Set problem:
Reproduce each line from the records that holds "recommends".
:: Exercise data ::
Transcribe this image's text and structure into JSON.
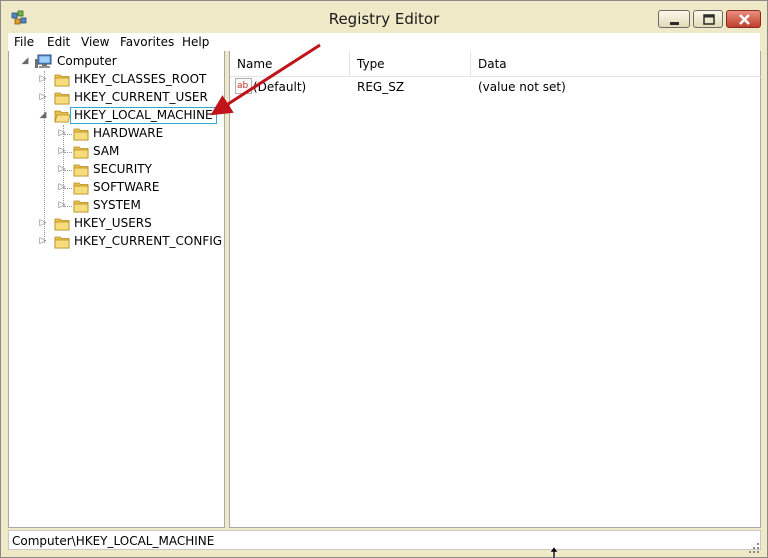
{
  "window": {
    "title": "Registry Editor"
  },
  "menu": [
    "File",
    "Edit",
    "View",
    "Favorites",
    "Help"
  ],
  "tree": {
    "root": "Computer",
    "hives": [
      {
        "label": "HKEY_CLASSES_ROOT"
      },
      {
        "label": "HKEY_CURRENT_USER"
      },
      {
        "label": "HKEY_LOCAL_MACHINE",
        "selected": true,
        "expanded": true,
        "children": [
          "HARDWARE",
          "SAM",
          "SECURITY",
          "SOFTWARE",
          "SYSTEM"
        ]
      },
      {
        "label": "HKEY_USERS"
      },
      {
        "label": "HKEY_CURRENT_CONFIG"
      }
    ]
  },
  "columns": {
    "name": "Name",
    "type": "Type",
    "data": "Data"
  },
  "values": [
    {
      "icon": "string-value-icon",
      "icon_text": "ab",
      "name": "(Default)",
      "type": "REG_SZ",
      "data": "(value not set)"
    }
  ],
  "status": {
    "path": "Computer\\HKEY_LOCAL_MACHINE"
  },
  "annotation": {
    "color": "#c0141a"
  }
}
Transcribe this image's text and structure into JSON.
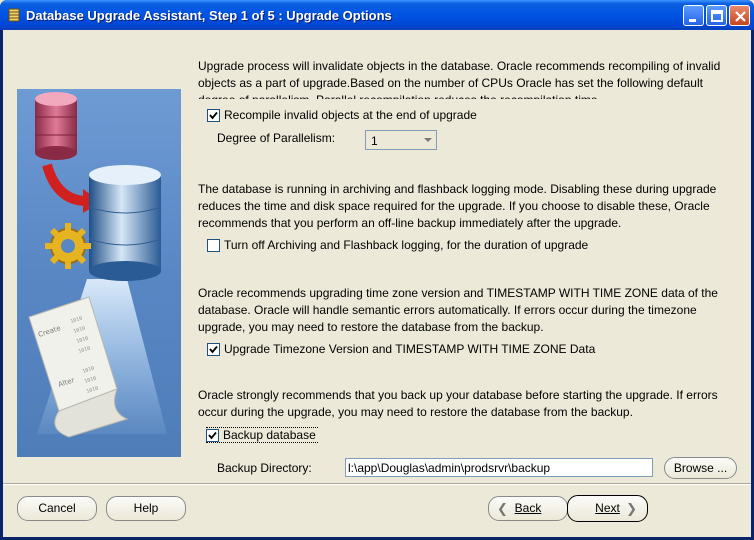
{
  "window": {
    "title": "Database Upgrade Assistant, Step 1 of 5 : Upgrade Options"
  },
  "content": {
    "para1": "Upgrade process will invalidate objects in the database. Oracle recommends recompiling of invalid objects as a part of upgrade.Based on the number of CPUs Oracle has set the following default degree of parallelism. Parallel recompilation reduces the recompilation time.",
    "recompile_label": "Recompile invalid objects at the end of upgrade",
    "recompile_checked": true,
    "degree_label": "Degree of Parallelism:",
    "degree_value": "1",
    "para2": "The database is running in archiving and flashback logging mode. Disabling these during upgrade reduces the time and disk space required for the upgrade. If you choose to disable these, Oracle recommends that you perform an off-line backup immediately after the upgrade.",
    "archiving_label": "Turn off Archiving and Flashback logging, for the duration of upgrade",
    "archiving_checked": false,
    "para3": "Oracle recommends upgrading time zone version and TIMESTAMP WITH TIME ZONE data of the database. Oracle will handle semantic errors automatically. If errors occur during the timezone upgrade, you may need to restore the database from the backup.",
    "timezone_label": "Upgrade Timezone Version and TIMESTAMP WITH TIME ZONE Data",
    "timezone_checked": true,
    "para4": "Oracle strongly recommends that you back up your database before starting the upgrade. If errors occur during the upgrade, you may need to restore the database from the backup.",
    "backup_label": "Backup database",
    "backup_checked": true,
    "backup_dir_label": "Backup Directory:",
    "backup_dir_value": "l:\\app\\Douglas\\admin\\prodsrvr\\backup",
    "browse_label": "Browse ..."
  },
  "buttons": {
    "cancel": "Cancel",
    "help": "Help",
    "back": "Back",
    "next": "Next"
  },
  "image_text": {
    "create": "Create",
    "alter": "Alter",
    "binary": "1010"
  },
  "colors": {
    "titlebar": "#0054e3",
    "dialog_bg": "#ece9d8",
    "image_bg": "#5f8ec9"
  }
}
:::
Answer in full:
    "para1": "Upgrade process will invalidate objects in the database. Oracle recommends recompiling of invalid objects as a part of upgrade.Based on the number of CPUs Oracle has set the following default degree of parallelism. Parallel recompilation reduces the recompilation time.",
    "para2": "The database is running in archiving and flashback logging mode. Disabling these during upgrade reduces the time and disk space required for the upgrade. If you choose to disable these, Oracle recommends that you perform an off-line backup immediately after the upgrade.",
    "para3": "Oracle recommends upgrading time zone version and TIMESTAMP WITH TIME ZONE data of the database. Oracle will handle semantic errors automatically. If errors occur during the timezone upgrade, you may need to restore the database from the backup.",
    "para4": "Oracle strongly recommends that you back up your database before starting the upgrade. If errors occur during the upgrade, you may need to restore the database from the backup.",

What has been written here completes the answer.